> **DATA**:
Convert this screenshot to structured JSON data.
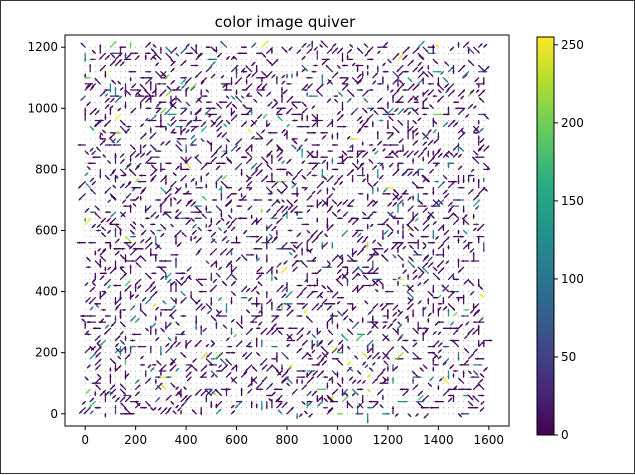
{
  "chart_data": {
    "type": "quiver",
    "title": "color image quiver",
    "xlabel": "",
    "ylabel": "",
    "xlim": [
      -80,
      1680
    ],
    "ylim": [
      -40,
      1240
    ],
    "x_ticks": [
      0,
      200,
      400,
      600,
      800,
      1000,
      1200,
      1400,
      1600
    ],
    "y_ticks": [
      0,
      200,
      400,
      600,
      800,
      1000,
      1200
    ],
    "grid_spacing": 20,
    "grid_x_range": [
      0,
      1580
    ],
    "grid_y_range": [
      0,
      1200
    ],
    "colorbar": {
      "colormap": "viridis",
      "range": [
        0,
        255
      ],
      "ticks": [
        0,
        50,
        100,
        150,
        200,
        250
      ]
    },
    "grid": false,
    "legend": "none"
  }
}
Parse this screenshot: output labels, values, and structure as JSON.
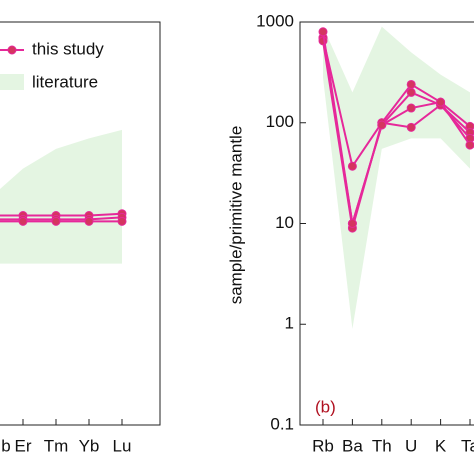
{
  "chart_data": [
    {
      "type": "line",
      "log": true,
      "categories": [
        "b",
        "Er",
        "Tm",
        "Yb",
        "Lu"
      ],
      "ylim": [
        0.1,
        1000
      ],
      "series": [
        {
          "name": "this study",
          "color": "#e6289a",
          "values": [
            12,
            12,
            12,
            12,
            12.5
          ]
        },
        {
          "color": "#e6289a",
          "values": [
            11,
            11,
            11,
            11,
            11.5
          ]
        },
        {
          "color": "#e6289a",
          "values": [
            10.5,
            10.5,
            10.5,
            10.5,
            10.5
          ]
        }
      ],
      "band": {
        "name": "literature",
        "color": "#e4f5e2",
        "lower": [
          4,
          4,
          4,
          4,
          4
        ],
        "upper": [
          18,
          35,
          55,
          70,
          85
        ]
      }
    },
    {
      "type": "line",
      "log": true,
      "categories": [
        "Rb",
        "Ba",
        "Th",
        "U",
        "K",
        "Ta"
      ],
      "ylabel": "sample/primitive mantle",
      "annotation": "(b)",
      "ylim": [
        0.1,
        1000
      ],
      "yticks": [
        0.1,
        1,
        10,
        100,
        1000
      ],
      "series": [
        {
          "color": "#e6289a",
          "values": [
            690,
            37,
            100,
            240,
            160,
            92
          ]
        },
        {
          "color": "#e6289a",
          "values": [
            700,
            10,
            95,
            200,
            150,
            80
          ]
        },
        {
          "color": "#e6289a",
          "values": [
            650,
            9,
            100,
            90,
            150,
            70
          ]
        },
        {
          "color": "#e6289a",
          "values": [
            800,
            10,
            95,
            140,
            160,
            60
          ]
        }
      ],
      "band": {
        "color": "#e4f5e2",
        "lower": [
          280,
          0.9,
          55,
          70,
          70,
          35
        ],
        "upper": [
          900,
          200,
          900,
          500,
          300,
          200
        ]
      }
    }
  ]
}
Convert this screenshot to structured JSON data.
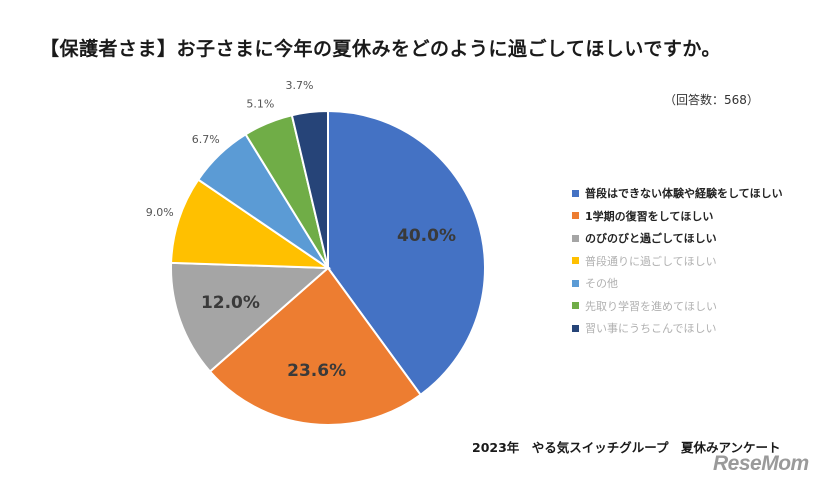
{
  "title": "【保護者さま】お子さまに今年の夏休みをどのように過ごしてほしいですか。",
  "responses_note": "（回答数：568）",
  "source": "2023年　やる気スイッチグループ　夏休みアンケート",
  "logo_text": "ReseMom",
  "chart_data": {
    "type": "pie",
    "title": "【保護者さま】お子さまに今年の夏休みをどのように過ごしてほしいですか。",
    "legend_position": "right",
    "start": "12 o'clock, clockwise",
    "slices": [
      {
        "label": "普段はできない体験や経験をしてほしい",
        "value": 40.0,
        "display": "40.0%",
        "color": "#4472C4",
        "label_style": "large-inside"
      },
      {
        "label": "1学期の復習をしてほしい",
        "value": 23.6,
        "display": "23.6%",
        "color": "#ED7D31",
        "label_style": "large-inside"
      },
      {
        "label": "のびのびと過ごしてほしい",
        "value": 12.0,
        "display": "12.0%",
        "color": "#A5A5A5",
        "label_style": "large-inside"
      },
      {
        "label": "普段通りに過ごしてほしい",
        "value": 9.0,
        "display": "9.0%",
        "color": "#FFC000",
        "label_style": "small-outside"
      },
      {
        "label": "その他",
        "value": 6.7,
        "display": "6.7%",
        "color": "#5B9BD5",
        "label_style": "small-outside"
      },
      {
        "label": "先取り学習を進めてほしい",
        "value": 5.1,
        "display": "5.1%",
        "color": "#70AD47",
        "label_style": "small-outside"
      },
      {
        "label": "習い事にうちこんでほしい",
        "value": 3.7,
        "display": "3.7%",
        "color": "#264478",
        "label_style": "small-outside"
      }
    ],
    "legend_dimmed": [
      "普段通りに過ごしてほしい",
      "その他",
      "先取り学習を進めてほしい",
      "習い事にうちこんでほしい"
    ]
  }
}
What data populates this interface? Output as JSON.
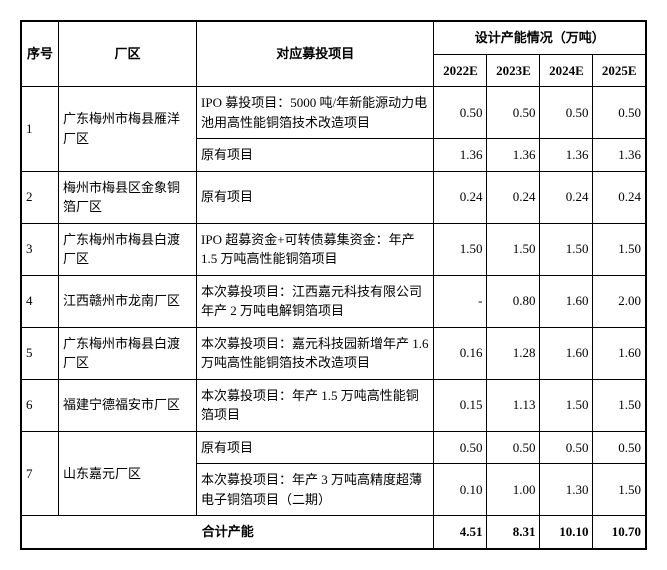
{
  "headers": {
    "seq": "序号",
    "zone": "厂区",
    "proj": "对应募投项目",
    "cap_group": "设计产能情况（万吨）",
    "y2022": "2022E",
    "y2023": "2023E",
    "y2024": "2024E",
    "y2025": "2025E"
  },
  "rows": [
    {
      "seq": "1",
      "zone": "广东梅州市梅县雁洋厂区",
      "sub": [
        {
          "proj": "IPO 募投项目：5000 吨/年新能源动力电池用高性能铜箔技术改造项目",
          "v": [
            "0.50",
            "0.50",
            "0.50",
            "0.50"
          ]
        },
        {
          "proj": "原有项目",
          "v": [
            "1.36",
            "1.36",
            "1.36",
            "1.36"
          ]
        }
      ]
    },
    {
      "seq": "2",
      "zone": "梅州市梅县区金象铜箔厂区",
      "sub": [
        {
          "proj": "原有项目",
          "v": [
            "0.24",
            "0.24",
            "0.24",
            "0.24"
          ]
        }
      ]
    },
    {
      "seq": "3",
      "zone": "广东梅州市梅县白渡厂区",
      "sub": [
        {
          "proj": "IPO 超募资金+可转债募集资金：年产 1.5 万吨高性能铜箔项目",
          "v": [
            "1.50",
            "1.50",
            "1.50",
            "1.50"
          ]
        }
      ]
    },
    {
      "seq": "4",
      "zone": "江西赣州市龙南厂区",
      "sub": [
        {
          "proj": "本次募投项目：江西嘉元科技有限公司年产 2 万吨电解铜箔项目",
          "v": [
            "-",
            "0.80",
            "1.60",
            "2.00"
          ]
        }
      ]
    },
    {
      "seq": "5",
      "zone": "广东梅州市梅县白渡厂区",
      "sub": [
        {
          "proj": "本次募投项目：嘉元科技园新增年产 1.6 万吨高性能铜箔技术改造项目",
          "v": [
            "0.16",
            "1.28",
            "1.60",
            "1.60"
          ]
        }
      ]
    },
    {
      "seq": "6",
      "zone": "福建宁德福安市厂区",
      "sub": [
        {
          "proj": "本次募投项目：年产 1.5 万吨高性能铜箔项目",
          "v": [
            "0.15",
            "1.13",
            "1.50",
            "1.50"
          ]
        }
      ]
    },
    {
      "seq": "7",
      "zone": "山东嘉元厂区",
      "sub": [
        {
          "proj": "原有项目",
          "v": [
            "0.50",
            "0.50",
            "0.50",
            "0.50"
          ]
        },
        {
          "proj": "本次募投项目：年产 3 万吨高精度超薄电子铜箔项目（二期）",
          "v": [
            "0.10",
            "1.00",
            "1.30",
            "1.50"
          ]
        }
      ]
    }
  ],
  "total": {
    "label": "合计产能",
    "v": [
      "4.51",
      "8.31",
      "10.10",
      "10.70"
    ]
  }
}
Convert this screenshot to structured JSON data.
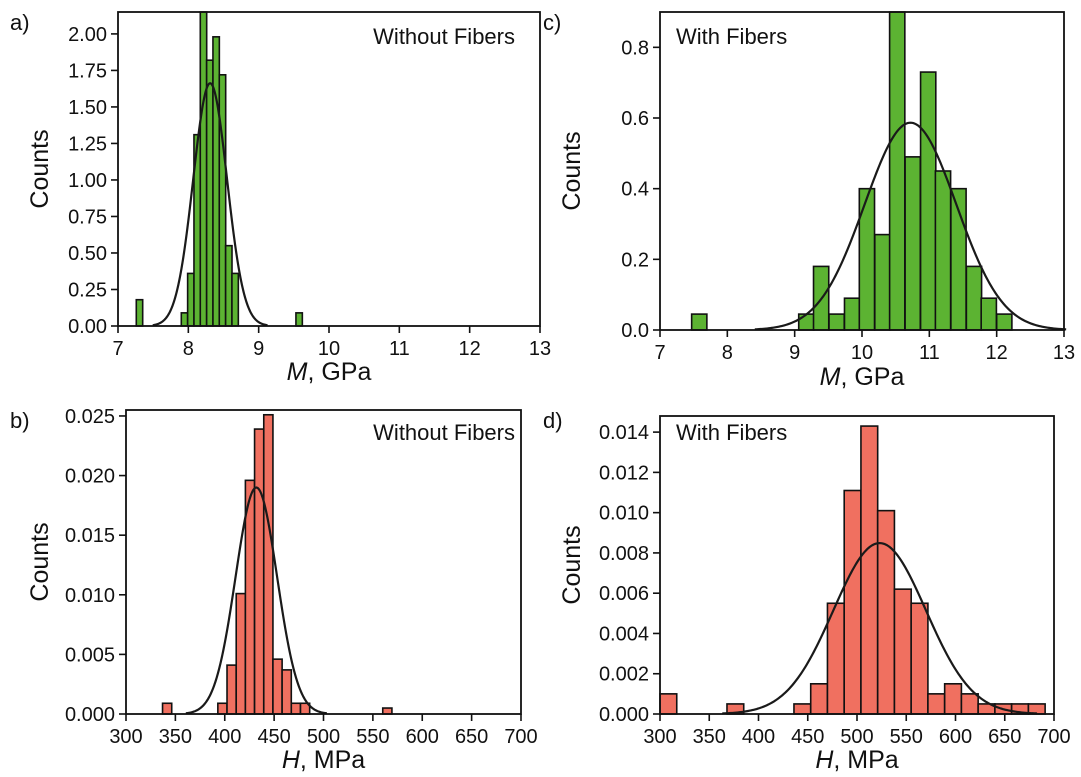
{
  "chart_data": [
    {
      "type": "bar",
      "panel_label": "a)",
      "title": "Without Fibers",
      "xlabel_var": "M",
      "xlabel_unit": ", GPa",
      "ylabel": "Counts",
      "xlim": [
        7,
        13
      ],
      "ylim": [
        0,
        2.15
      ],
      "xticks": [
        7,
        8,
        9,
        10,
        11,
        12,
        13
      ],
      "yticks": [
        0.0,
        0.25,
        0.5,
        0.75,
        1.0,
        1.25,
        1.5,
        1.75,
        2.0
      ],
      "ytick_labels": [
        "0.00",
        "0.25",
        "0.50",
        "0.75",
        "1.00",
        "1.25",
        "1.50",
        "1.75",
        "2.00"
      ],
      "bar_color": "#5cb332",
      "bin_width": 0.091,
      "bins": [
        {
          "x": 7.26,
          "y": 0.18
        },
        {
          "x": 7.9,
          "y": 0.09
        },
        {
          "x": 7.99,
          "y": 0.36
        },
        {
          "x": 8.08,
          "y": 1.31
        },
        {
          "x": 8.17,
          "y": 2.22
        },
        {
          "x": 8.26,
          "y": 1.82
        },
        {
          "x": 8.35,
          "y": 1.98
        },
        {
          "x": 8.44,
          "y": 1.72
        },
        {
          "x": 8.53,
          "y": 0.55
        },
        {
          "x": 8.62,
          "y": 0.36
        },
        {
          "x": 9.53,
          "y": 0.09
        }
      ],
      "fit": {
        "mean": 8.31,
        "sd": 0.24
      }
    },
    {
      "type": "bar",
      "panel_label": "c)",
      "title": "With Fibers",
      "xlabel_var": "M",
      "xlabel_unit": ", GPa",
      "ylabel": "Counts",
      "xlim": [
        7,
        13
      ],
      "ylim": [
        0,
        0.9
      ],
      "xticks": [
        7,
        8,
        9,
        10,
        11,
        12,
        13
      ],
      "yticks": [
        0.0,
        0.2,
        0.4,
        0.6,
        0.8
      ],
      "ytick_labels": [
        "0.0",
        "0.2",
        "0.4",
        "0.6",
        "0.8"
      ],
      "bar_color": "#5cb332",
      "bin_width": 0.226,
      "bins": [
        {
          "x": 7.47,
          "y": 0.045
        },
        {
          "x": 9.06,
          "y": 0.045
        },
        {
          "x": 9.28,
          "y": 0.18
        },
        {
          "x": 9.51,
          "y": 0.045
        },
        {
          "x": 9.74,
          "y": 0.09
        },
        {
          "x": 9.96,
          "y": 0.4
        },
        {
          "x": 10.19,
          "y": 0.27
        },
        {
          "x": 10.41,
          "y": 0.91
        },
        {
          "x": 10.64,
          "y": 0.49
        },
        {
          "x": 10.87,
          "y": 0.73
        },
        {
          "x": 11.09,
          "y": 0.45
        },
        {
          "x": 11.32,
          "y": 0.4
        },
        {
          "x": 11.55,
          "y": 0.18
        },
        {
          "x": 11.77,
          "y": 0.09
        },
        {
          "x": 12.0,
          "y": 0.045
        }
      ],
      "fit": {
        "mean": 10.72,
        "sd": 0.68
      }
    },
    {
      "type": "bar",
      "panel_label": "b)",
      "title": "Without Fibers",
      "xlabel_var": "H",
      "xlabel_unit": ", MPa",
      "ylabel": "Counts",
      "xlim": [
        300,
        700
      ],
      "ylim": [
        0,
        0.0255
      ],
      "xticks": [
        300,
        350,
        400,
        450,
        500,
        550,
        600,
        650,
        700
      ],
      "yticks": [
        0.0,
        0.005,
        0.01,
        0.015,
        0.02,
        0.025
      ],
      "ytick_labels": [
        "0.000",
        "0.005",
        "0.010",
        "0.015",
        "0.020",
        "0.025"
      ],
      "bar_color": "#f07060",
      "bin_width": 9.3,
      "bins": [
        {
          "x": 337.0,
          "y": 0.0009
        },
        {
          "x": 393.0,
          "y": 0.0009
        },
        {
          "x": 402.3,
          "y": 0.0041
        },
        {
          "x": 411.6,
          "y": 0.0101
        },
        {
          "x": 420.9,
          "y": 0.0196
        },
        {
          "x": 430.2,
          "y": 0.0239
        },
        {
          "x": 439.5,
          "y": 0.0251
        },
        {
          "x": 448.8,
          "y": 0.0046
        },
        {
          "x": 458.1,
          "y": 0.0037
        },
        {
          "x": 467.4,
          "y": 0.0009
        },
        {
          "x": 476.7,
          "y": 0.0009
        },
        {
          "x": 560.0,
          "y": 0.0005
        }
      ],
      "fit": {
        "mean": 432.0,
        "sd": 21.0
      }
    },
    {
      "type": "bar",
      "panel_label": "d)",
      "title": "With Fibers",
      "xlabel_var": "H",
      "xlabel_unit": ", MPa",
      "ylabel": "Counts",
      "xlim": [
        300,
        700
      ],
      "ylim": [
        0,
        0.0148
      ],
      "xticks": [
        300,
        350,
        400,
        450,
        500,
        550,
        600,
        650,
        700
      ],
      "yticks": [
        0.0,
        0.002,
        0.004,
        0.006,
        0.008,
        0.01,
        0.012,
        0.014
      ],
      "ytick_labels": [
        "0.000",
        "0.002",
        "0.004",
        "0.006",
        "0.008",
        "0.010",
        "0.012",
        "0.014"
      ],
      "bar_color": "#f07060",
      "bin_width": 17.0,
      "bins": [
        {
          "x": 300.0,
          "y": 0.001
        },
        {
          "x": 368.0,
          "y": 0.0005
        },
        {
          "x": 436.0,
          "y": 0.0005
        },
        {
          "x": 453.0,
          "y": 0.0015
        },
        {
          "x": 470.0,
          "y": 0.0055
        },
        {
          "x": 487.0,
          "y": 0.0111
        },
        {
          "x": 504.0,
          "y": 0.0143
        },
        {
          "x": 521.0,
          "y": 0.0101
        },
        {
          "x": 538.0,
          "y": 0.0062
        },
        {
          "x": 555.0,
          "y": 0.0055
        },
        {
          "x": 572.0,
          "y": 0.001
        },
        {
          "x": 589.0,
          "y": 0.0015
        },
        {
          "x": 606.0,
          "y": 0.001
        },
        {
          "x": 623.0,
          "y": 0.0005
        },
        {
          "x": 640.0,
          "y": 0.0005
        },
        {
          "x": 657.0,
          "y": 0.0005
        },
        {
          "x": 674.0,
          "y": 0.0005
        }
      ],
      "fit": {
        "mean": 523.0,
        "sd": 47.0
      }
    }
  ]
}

> **EXERCISE BRIEF**: Check each line of the records for "mean" and copy the ones that contain it.

> **RESULT OF THIS EXERCISE**:
        "mean": 8.31,
        "mean": 10.72,
        "mean": 432.0,
        "mean": 523.0,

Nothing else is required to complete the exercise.